[Dataset items]
^^^^^^^^

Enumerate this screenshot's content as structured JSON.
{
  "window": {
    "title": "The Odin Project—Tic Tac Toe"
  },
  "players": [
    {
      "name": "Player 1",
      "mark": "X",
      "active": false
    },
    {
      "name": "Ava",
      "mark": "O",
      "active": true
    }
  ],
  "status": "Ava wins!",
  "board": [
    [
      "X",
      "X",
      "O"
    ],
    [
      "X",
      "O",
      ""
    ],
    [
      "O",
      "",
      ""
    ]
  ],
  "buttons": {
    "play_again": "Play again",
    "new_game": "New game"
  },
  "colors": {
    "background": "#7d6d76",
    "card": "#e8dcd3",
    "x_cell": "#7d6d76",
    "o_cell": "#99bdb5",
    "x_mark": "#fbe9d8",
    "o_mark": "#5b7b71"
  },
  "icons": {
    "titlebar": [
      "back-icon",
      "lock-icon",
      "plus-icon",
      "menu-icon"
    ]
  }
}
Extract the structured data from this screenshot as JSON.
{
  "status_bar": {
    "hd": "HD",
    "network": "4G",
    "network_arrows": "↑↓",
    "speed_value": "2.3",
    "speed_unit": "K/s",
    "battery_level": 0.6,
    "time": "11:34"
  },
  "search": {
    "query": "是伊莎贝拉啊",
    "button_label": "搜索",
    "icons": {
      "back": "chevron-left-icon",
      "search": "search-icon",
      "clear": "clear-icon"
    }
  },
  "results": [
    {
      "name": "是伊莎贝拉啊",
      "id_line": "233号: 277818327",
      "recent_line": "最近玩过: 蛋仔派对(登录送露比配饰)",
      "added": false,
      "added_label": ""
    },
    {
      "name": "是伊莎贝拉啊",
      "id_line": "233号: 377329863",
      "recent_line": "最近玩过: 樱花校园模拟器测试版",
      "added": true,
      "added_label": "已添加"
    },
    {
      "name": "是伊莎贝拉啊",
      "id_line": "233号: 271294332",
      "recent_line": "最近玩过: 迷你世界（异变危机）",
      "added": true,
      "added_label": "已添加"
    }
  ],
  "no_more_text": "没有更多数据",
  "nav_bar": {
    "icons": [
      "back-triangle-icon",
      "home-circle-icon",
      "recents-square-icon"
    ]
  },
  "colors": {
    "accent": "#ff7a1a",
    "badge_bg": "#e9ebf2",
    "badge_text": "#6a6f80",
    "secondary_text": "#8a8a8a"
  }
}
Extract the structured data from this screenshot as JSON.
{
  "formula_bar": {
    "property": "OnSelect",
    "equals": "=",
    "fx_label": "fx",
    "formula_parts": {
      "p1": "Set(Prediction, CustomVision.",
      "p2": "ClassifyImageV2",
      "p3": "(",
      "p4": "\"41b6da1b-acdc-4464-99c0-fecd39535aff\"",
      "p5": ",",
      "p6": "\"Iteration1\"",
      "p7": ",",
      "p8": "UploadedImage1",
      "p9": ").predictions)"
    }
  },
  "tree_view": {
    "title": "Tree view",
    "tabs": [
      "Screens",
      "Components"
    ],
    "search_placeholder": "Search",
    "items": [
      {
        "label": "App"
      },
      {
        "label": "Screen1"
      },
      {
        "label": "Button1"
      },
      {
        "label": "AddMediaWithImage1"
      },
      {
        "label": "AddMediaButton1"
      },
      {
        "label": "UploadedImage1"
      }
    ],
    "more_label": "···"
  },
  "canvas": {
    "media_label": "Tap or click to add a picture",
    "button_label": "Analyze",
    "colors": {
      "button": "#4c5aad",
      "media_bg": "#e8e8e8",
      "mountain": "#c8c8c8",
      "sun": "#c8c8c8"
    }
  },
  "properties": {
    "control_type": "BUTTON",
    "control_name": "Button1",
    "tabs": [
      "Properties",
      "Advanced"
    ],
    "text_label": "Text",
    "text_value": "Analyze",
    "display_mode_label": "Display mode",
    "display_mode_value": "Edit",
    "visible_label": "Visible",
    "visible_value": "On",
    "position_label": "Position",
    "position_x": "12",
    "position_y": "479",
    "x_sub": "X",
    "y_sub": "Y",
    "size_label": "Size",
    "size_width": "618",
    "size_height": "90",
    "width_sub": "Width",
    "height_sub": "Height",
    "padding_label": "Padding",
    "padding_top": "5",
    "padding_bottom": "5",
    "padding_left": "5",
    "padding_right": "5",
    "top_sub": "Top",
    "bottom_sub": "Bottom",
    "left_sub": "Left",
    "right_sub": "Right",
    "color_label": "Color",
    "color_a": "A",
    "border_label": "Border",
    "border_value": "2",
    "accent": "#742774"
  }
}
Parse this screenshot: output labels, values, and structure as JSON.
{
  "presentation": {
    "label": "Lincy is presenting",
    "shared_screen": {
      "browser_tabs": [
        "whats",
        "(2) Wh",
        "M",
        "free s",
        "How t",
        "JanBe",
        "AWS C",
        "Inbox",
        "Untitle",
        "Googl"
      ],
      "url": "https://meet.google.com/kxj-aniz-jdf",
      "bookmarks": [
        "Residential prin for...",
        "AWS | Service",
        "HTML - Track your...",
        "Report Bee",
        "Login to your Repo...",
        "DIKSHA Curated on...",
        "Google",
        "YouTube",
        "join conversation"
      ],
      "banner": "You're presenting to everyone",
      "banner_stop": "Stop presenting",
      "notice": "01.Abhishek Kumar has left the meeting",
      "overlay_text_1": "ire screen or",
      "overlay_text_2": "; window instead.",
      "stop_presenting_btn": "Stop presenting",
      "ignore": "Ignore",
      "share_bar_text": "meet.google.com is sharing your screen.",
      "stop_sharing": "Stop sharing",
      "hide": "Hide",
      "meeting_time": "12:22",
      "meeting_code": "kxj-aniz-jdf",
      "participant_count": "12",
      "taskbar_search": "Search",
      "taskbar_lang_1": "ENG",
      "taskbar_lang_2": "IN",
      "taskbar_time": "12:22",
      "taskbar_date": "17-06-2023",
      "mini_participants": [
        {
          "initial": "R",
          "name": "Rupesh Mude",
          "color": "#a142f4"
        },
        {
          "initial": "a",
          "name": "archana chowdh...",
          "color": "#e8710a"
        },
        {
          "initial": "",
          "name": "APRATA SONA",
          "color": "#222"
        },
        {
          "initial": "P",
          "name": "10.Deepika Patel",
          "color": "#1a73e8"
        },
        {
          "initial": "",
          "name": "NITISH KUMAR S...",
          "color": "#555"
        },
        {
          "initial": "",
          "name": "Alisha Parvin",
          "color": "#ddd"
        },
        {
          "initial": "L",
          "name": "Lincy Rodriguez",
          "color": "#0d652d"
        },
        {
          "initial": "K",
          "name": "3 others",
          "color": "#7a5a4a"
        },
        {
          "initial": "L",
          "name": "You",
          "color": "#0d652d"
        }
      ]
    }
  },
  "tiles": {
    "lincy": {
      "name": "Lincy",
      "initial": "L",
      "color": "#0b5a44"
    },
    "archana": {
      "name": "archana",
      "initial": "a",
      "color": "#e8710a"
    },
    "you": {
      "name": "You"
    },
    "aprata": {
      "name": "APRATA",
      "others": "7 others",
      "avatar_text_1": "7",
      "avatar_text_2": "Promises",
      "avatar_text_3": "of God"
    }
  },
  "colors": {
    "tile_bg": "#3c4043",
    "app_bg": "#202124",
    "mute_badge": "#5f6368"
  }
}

^^^^^^^^

Exercise aim: Give an exact repetition of all the material.

The result:
Enumerate this screenshot's content as structured JSON.
{
  "window": {
    "title": "The Odin Project—Tic Tac Toe"
  },
  "players": [
    {
      "name": "Player 1",
      "mark": "X",
      "active": false
    },
    {
      "name": "Ava",
      "mark": "O",
      "active": true
    }
  ],
  "status": "Ava wins!",
  "board": [
    [
      "X",
      "X",
      "O"
    ],
    [
      "X",
      "O",
      ""
    ],
    [
      "O",
      "",
      ""
    ]
  ],
  "buttons": {
    "play_again": "Play again",
    "new_game": "New game"
  },
  "colors": {
    "background": "#7d6d76",
    "card": "#e8dcd3",
    "x_cell": "#7d6d76",
    "o_cell": "#99bdb5",
    "x_mark": "#fbe9d8",
    "o_mark": "#5b7b71"
  },
  "icons": {
    "titlebar": [
      "back-icon",
      "lock-icon",
      "plus-icon",
      "menu-icon"
    ]
  }
}
Extract the structured data from this screenshot as JSON.
{
  "status_bar": {
    "hd": "HD",
    "network": "4G",
    "network_arrows": "↑↓",
    "speed_value": "2.3",
    "speed_unit": "K/s",
    "battery_level": 0.6,
    "time": "11:34"
  },
  "search": {
    "query": "是伊莎贝拉啊",
    "button_label": "搜索",
    "icons": {
      "back": "chevron-left-icon",
      "search": "search-icon",
      "clear": "clear-icon"
    }
  },
  "results": [
    {
      "name": "是伊莎贝拉啊",
      "id_line": "233号: 277818327",
      "recent_line": "最近玩过: 蛋仔派对(登录送露比配饰)",
      "added": false,
      "added_label": ""
    },
    {
      "name": "是伊莎贝拉啊",
      "id_line": "233号: 377329863",
      "recent_line": "最近玩过: 樱花校园模拟器测试版",
      "added": true,
      "added_label": "已添加"
    },
    {
      "name": "是伊莎贝拉啊",
      "id_line": "233号: 271294332",
      "recent_line": "最近玩过: 迷你世界（异变危机）",
      "added": true,
      "added_label": "已添加"
    }
  ],
  "no_more_text": "没有更多数据",
  "nav_bar": {
    "icons": [
      "back-triangle-icon",
      "home-circle-icon",
      "recents-square-icon"
    ]
  },
  "colors": {
    "accent": "#ff7a1a",
    "badge_bg": "#e9ebf2",
    "badge_text": "#6a6f80",
    "secondary_text": "#8a8a8a"
  }
}
Extract the structured data from this screenshot as JSON.
{
  "formula_bar": {
    "property": "OnSelect",
    "equals": "=",
    "fx_label": "fx",
    "formula_parts": {
      "p1": "Set(Prediction, CustomVision.",
      "p2": "ClassifyImageV2",
      "p3": "(",
      "p4": "\"41b6da1b-acdc-4464-99c0-fecd39535aff\"",
      "p5": ",",
      "p6": "\"Iteration1\"",
      "p7": ",",
      "p8": "UploadedImage1",
      "p9": ").predictions)"
    }
  },
  "tree_view": {
    "title": "Tree view",
    "tabs": [
      "Screens",
      "Components"
    ],
    "search_placeholder": "Search",
    "items": [
      {
        "label": "App"
      },
      {
        "label": "Screen1"
      },
      {
        "label": "Button1"
      },
      {
        "label": "AddMediaWithImage1"
      },
      {
        "label": "AddMediaButton1"
      },
      {
        "label": "UploadedImage1"
      }
    ],
    "more_label": "···"
  },
  "canvas": {
    "media_label": "Tap or click to add a picture",
    "button_label": "Analyze",
    "colors": {
      "button": "#4c5aad",
      "media_bg": "#e8e8e8",
      "mountain": "#c8c8c8",
      "sun": "#c8c8c8"
    }
  },
  "properties": {
    "control_type": "BUTTON",
    "control_name": "Button1",
    "tabs": [
      "Properties",
      "Advanced"
    ],
    "text_label": "Text",
    "text_value": "Analyze",
    "display_mode_label": "Display mode",
    "display_mode_value": "Edit",
    "visible_label": "Visible",
    "visible_value": "On",
    "position_label": "Position",
    "position_x": "12",
    "position_y": "479",
    "x_sub": "X",
    "y_sub": "Y",
    "size_label": "Size",
    "size_width": "618",
    "size_height": "90",
    "width_sub": "Width",
    "height_sub": "Height",
    "padding_label": "Padding",
    "padding_top": "5",
    "padding_bottom": "5",
    "padding_left": "5",
    "padding_right": "5",
    "top_sub": "Top",
    "bottom_sub": "Bottom",
    "left_sub": "Left",
    "right_sub": "Right",
    "color_label": "Color",
    "color_a": "A",
    "border_label": "Border",
    "border_value": "2",
    "accent": "#742774"
  }
}
Parse this screenshot: output labels, values, and structure as JSON.
{
  "presentation": {
    "label": "Lincy is presenting",
    "shared_screen": {
      "browser_tabs": [
        "whats",
        "(2) Wh",
        "M",
        "free s",
        "How t",
        "JanBe",
        "AWS C",
        "Inbox",
        "Untitle",
        "Googl"
      ],
      "url": "https://meet.google.com/kxj-aniz-jdf",
      "bookmarks": [
        "Residential prin for...",
        "AWS | Service",
        "HTML - Track your...",
        "Report Bee",
        "Login to your Repo...",
        "DIKSHA Curated on...",
        "Google",
        "YouTube",
        "join conversation"
      ],
      "banner": "You're presenting to everyone",
      "banner_stop": "Stop presenting",
      "notice": "01.Abhishek Kumar has left the meeting",
      "overlay_text_1": "ire screen or",
      "overlay_text_2": "; window instead.",
      "stop_presenting_btn": "Stop presenting",
      "ignore": "Ignore",
      "share_bar_text": "meet.google.com is sharing your screen.",
      "stop_sharing": "Stop sharing",
      "hide": "Hide",
      "meeting_time": "12:22",
      "meeting_code": "kxj-aniz-jdf",
      "participant_count": "12",
      "taskbar_search": "Search",
      "taskbar_lang_1": "ENG",
      "taskbar_lang_2": "IN",
      "taskbar_time": "12:22",
      "taskbar_date": "17-06-2023",
      "mini_participants": [
        {
          "initial": "R",
          "name": "Rupesh Mude",
          "color": "#a142f4"
        },
        {
          "initial": "a",
          "name": "archana chowdh...",
          "color": "#e8710a"
        },
        {
          "initial": "",
          "name": "APRATA SONA",
          "color": "#222"
        },
        {
          "initial": "P",
          "name": "10.Deepika Patel",
          "color": "#1a73e8"
        },
        {
          "initial": "",
          "name": "NITISH KUMAR S...",
          "color": "#555"
        },
        {
          "initial": "",
          "name": "Alisha Parvin",
          "color": "#ddd"
        },
        {
          "initial": "L",
          "name": "Lincy Rodriguez",
          "color": "#0d652d"
        },
        {
          "initial": "K",
          "name": "3 others",
          "color": "#7a5a4a"
        },
        {
          "initial": "L",
          "name": "You",
          "color": "#0d652d"
        }
      ]
    }
  },
  "tiles": {
    "lincy": {
      "name": "Lincy",
      "initial": "L",
      "color": "#0b5a44"
    },
    "archana": {
      "name": "archana",
      "initial": "a",
      "color": "#e8710a"
    },
    "you": {
      "name": "You"
    },
    "aprata": {
      "name": "APRATA",
      "others": "7 others",
      "avatar_text_1": "7",
      "avatar_text_2": "Promises",
      "avatar_text_3": "of God"
    }
  },
  "colors": {
    "tile_bg": "#3c4043",
    "app_bg": "#202124",
    "mute_badge": "#5f6368"
  }
}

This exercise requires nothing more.